TO BE DONE
Quote the records below in full, exactly as given, with the images taken out.
· · · · ·
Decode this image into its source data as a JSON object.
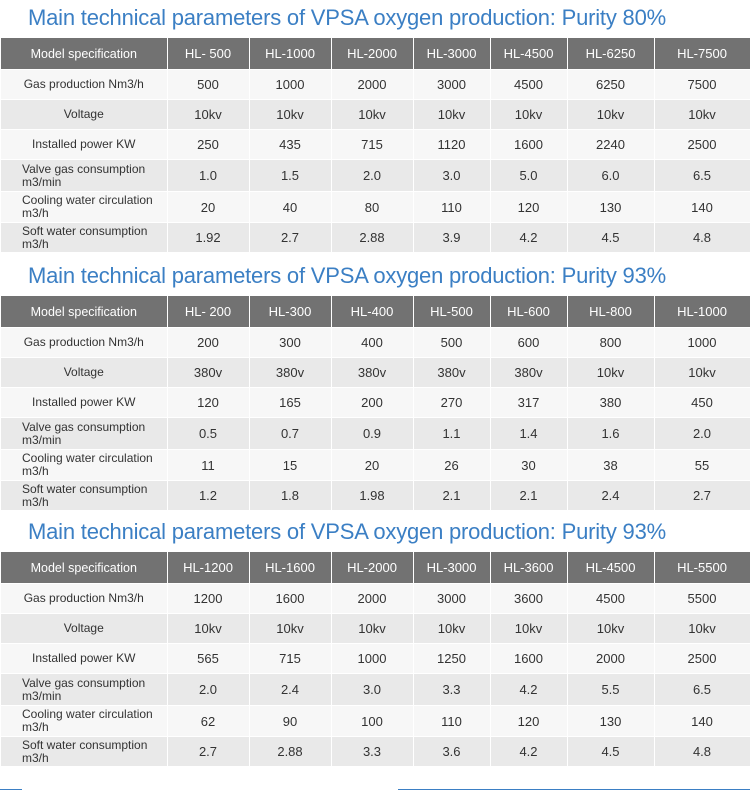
{
  "row_labels": [
    "Gas production Nm3/h",
    "Voltage",
    "Installed power KW",
    [
      "Valve gas consumption",
      "m3/min"
    ],
    [
      "Cooling water circulation",
      "m3/h"
    ],
    [
      "Soft water consumption",
      "m3/h"
    ]
  ],
  "header_label": "Model specification",
  "tables": [
    {
      "title": "Main technical parameters of VPSA oxygen production: Purity 80%",
      "models": [
        "HL- 500",
        "HL-1000",
        "HL-2000",
        "HL-3000",
        "HL-4500",
        "HL-6250",
        "HL-7500"
      ],
      "rows": [
        [
          "500",
          "1000",
          "2000",
          "3000",
          "4500",
          "6250",
          "7500"
        ],
        [
          "10kv",
          "10kv",
          "10kv",
          "10kv",
          "10kv",
          "10kv",
          "10kv"
        ],
        [
          "250",
          "435",
          "715",
          "1120",
          "1600",
          "2240",
          "2500"
        ],
        [
          "1.0",
          "1.5",
          "2.0",
          "3.0",
          "5.0",
          "6.0",
          "6.5"
        ],
        [
          "20",
          "40",
          "80",
          "110",
          "120",
          "130",
          "140"
        ],
        [
          "1.92",
          "2.7",
          "2.88",
          "3.9",
          "4.2",
          "4.5",
          "4.8"
        ]
      ]
    },
    {
      "title": "Main technical parameters of VPSA oxygen production: Purity 93%",
      "models": [
        "HL- 200",
        "HL-300",
        "HL-400",
        "HL-500",
        "HL-600",
        "HL-800",
        "HL-1000"
      ],
      "rows": [
        [
          "200",
          "300",
          "400",
          "500",
          "600",
          "800",
          "1000"
        ],
        [
          "380v",
          "380v",
          "380v",
          "380v",
          "380v",
          "10kv",
          "10kv"
        ],
        [
          "120",
          "165",
          "200",
          "270",
          "317",
          "380",
          "450"
        ],
        [
          "0.5",
          "0.7",
          "0.9",
          "1.1",
          "1.4",
          "1.6",
          "2.0"
        ],
        [
          "11",
          "15",
          "20",
          "26",
          "30",
          "38",
          "55"
        ],
        [
          "1.2",
          "1.8",
          "1.98",
          "2.1",
          "2.1",
          "2.4",
          "2.7"
        ]
      ]
    },
    {
      "title": "Main technical parameters of VPSA oxygen production: Purity 93%",
      "models": [
        "HL-1200",
        "HL-1600",
        "HL-2000",
        "HL-3000",
        "HL-3600",
        "HL-4500",
        "HL-5500"
      ],
      "rows": [
        [
          "1200",
          "1600",
          "2000",
          "3000",
          "3600",
          "4500",
          "5500"
        ],
        [
          "10kv",
          "10kv",
          "10kv",
          "10kv",
          "10kv",
          "10kv",
          "10kv"
        ],
        [
          "565",
          "715",
          "1000",
          "1250",
          "1600",
          "2000",
          "2500"
        ],
        [
          "2.0",
          "2.4",
          "3.0",
          "3.3",
          "4.2",
          "5.5",
          "6.5"
        ],
        [
          "62",
          "90",
          "100",
          "110",
          "120",
          "130",
          "140"
        ],
        [
          "2.7",
          "2.88",
          "3.3",
          "3.6",
          "4.2",
          "4.5",
          "4.8"
        ]
      ]
    }
  ]
}
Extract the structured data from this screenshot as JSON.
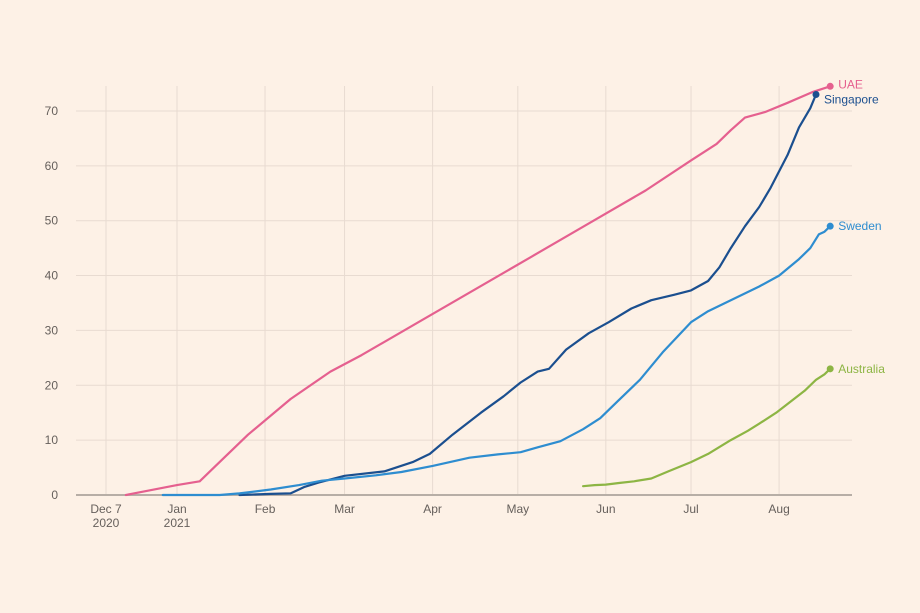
{
  "chart_data": {
    "type": "line",
    "title": "",
    "xlabel": "",
    "ylabel": "",
    "x_unit": "days since Dec 7 2020",
    "xlim": [
      -5,
      262
    ],
    "ylim": [
      0,
      75
    ],
    "grid": true,
    "y_ticks": [
      0,
      10,
      20,
      30,
      40,
      50,
      60,
      70
    ],
    "y_tick_labels": [
      "0",
      "10",
      "20",
      "30",
      "40",
      "50",
      "60",
      "70"
    ],
    "x_ticks": [
      {
        "day": 0,
        "label": "Dec 7",
        "sublabel": "2020"
      },
      {
        "day": 25,
        "label": "Jan",
        "sublabel": "2021"
      },
      {
        "day": 56,
        "label": "Feb",
        "sublabel": ""
      },
      {
        "day": 84,
        "label": "Mar",
        "sublabel": ""
      },
      {
        "day": 115,
        "label": "Apr",
        "sublabel": ""
      },
      {
        "day": 145,
        "label": "May",
        "sublabel": ""
      },
      {
        "day": 176,
        "label": "Jun",
        "sublabel": ""
      },
      {
        "day": 206,
        "label": "Jul",
        "sublabel": ""
      },
      {
        "day": 237,
        "label": "Aug",
        "sublabel": ""
      }
    ],
    "series": [
      {
        "name": "UAE",
        "color": "#e5608f",
        "x": [
          7,
          15,
          25,
          33,
          38,
          50,
          65,
          79,
          90,
          110,
          130,
          150,
          170,
          190,
          206,
          215,
          220,
          225,
          232,
          240,
          249,
          255
        ],
        "y": [
          0,
          0.8,
          1.8,
          2.5,
          5,
          11,
          17.5,
          22.5,
          25.5,
          31.5,
          37.5,
          43.5,
          49.5,
          55.5,
          61,
          64,
          66.5,
          68.8,
          69.8,
          71.5,
          73.5,
          74.5
        ]
      },
      {
        "name": "Singapore",
        "color": "#1b4f8f",
        "x": [
          47,
          58,
          65,
          70,
          75,
          84,
          98,
          108,
          114,
          122,
          132,
          140,
          146,
          152,
          156,
          162,
          170,
          177,
          185,
          192,
          200,
          206,
          212,
          216,
          220,
          225,
          230,
          234,
          240,
          244,
          248,
          250
        ],
        "y": [
          0,
          0.2,
          0.3,
          1.5,
          2.3,
          3.5,
          4.3,
          6,
          7.5,
          11,
          15,
          18,
          20.5,
          22.5,
          23,
          26.5,
          29.5,
          31.5,
          34,
          35.5,
          36.5,
          37.3,
          39,
          41.5,
          45,
          49,
          52.5,
          56,
          62,
          67,
          70.5,
          73
        ]
      },
      {
        "name": "Sweden",
        "color": "#2e8dd0",
        "x": [
          20,
          40,
          47,
          58,
          68,
          76,
          84,
          95,
          104,
          115,
          128,
          138,
          146,
          152,
          160,
          168,
          174,
          180,
          188,
          196,
          206,
          212,
          220,
          230,
          237,
          244,
          248,
          251,
          253,
          255
        ],
        "y": [
          0,
          0,
          0.3,
          1,
          1.8,
          2.6,
          3,
          3.6,
          4.2,
          5.3,
          6.8,
          7.4,
          7.8,
          8.7,
          9.8,
          12,
          14,
          17,
          21,
          26,
          31.5,
          33.5,
          35.5,
          38,
          40,
          43,
          45,
          47.5,
          48,
          49
        ]
      },
      {
        "name": "Australia",
        "color": "#8db544",
        "x": [
          168,
          172,
          176,
          181,
          186,
          192,
          198,
          206,
          212,
          220,
          226,
          230,
          236,
          241,
          246,
          250,
          253,
          255
        ],
        "y": [
          1.6,
          1.8,
          1.9,
          2.2,
          2.5,
          3,
          4.3,
          6,
          7.5,
          10,
          11.7,
          13,
          15,
          17,
          19,
          21,
          22,
          23
        ]
      }
    ],
    "legend": "end-of-line labels"
  },
  "colors": {
    "background": "#fdf1e6",
    "grid": "#e8dbd1",
    "axis": "#b7aea6",
    "tick_text": "#66605c"
  }
}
· · · · ·
THE RESPONSE
Decode this image into its source data as a JSON object.
{
  "row_labels": [
    "Gas production Nm3/h",
    "Voltage",
    "Installed power KW",
    [
      "Valve gas consumption",
      "m3/min"
    ],
    [
      "Cooling water circulation",
      "m3/h"
    ],
    [
      "Soft water consumption",
      "m3/h"
    ]
  ],
  "header_label": "Model specification",
  "tables": [
    {
      "title": "Main technical parameters of VPSA oxygen production: Purity 80%",
      "models": [
        "HL- 500",
        "HL-1000",
        "HL-2000",
        "HL-3000",
        "HL-4500",
        "HL-6250",
        "HL-7500"
      ],
      "rows": [
        [
          "500",
          "1000",
          "2000",
          "3000",
          "4500",
          "6250",
          "7500"
        ],
        [
          "10kv",
          "10kv",
          "10kv",
          "10kv",
          "10kv",
          "10kv",
          "10kv"
        ],
        [
          "250",
          "435",
          "715",
          "1120",
          "1600",
          "2240",
          "2500"
        ],
        [
          "1.0",
          "1.5",
          "2.0",
          "3.0",
          "5.0",
          "6.0",
          "6.5"
        ],
        [
          "20",
          "40",
          "80",
          "110",
          "120",
          "130",
          "140"
        ],
        [
          "1.92",
          "2.7",
          "2.88",
          "3.9",
          "4.2",
          "4.5",
          "4.8"
        ]
      ]
    },
    {
      "title": "Main technical parameters of VPSA oxygen production: Purity 93%",
      "models": [
        "HL- 200",
        "HL-300",
        "HL-400",
        "HL-500",
        "HL-600",
        "HL-800",
        "HL-1000"
      ],
      "rows": [
        [
          "200",
          "300",
          "400",
          "500",
          "600",
          "800",
          "1000"
        ],
        [
          "380v",
          "380v",
          "380v",
          "380v",
          "380v",
          "10kv",
          "10kv"
        ],
        [
          "120",
          "165",
          "200",
          "270",
          "317",
          "380",
          "450"
        ],
        [
          "0.5",
          "0.7",
          "0.9",
          "1.1",
          "1.4",
          "1.6",
          "2.0"
        ],
        [
          "11",
          "15",
          "20",
          "26",
          "30",
          "38",
          "55"
        ],
        [
          "1.2",
          "1.8",
          "1.98",
          "2.1",
          "2.1",
          "2.4",
          "2.7"
        ]
      ]
    },
    {
      "title": "Main technical parameters of VPSA oxygen production: Purity 93%",
      "models": [
        "HL-1200",
        "HL-1600",
        "HL-2000",
        "HL-3000",
        "HL-3600",
        "HL-4500",
        "HL-5500"
      ],
      "rows": [
        [
          "1200",
          "1600",
          "2000",
          "3000",
          "3600",
          "4500",
          "5500"
        ],
        [
          "10kv",
          "10kv",
          "10kv",
          "10kv",
          "10kv",
          "10kv",
          "10kv"
        ],
        [
          "565",
          "715",
          "1000",
          "1250",
          "1600",
          "2000",
          "2500"
        ],
        [
          "2.0",
          "2.4",
          "3.0",
          "3.3",
          "4.2",
          "5.5",
          "6.5"
        ],
        [
          "62",
          "90",
          "100",
          "110",
          "120",
          "130",
          "140"
        ],
        [
          "2.7",
          "2.88",
          "3.3",
          "3.6",
          "4.2",
          "4.5",
          "4.8"
        ]
      ]
    }
  ]
}
Extract the structured data from this screenshot as JSON.
{
  "chart_data": {
    "type": "line",
    "title": "",
    "xlabel": "",
    "ylabel": "",
    "x_unit": "days since Dec 7 2020",
    "xlim": [
      -5,
      262
    ],
    "ylim": [
      0,
      75
    ],
    "grid": true,
    "y_ticks": [
      0,
      10,
      20,
      30,
      40,
      50,
      60,
      70
    ],
    "y_tick_labels": [
      "0",
      "10",
      "20",
      "30",
      "40",
      "50",
      "60",
      "70"
    ],
    "x_ticks": [
      {
        "day": 0,
        "label": "Dec 7",
        "sublabel": "2020"
      },
      {
        "day": 25,
        "label": "Jan",
        "sublabel": "2021"
      },
      {
        "day": 56,
        "label": "Feb",
        "sublabel": ""
      },
      {
        "day": 84,
        "label": "Mar",
        "sublabel": ""
      },
      {
        "day": 115,
        "label": "Apr",
        "sublabel": ""
      },
      {
        "day": 145,
        "label": "May",
        "sublabel": ""
      },
      {
        "day": 176,
        "label": "Jun",
        "sublabel": ""
      },
      {
        "day": 206,
        "label": "Jul",
        "sublabel": ""
      },
      {
        "day": 237,
        "label": "Aug",
        "sublabel": ""
      }
    ],
    "series": [
      {
        "name": "UAE",
        "color": "#e5608f",
        "x": [
          7,
          15,
          25,
          33,
          38,
          50,
          65,
          79,
          90,
          110,
          130,
          150,
          170,
          190,
          206,
          215,
          220,
          225,
          232,
          240,
          249,
          255
        ],
        "y": [
          0,
          0.8,
          1.8,
          2.5,
          5,
          11,
          17.5,
          22.5,
          25.5,
          31.5,
          37.5,
          43.5,
          49.5,
          55.5,
          61,
          64,
          66.5,
          68.8,
          69.8,
          71.5,
          73.5,
          74.5
        ]
      },
      {
        "name": "Singapore",
        "color": "#1b4f8f",
        "x": [
          47,
          58,
          65,
          70,
          75,
          84,
          98,
          108,
          114,
          122,
          132,
          140,
          146,
          152,
          156,
          162,
          170,
          177,
          185,
          192,
          200,
          206,
          212,
          216,
          220,
          225,
          230,
          234,
          240,
          244,
          248,
          250
        ],
        "y": [
          0,
          0.2,
          0.3,
          1.5,
          2.3,
          3.5,
          4.3,
          6,
          7.5,
          11,
          15,
          18,
          20.5,
          22.5,
          23,
          26.5,
          29.5,
          31.5,
          34,
          35.5,
          36.5,
          37.3,
          39,
          41.5,
          45,
          49,
          52.5,
          56,
          62,
          67,
          70.5,
          73
        ]
      },
      {
        "name": "Sweden",
        "color": "#2e8dd0",
        "x": [
          20,
          40,
          47,
          58,
          68,
          76,
          84,
          95,
          104,
          115,
          128,
          138,
          146,
          152,
          160,
          168,
          174,
          180,
          188,
          196,
          206,
          212,
          220,
          230,
          237,
          244,
          248,
          251,
          253,
          255
        ],
        "y": [
          0,
          0,
          0.3,
          1,
          1.8,
          2.6,
          3,
          3.6,
          4.2,
          5.3,
          6.8,
          7.4,
          7.8,
          8.7,
          9.8,
          12,
          14,
          17,
          21,
          26,
          31.5,
          33.5,
          35.5,
          38,
          40,
          43,
          45,
          47.5,
          48,
          49
        ]
      },
      {
        "name": "Australia",
        "color": "#8db544",
        "x": [
          168,
          172,
          176,
          181,
          186,
          192,
          198,
          206,
          212,
          220,
          226,
          230,
          236,
          241,
          246,
          250,
          253,
          255
        ],
        "y": [
          1.6,
          1.8,
          1.9,
          2.2,
          2.5,
          3,
          4.3,
          6,
          7.5,
          10,
          11.7,
          13,
          15,
          17,
          19,
          21,
          22,
          23
        ]
      }
    ],
    "legend": "end-of-line labels"
  },
  "colors": {
    "background": "#fdf1e6",
    "grid": "#e8dbd1",
    "axis": "#b7aea6",
    "tick_text": "#66605c"
  }
}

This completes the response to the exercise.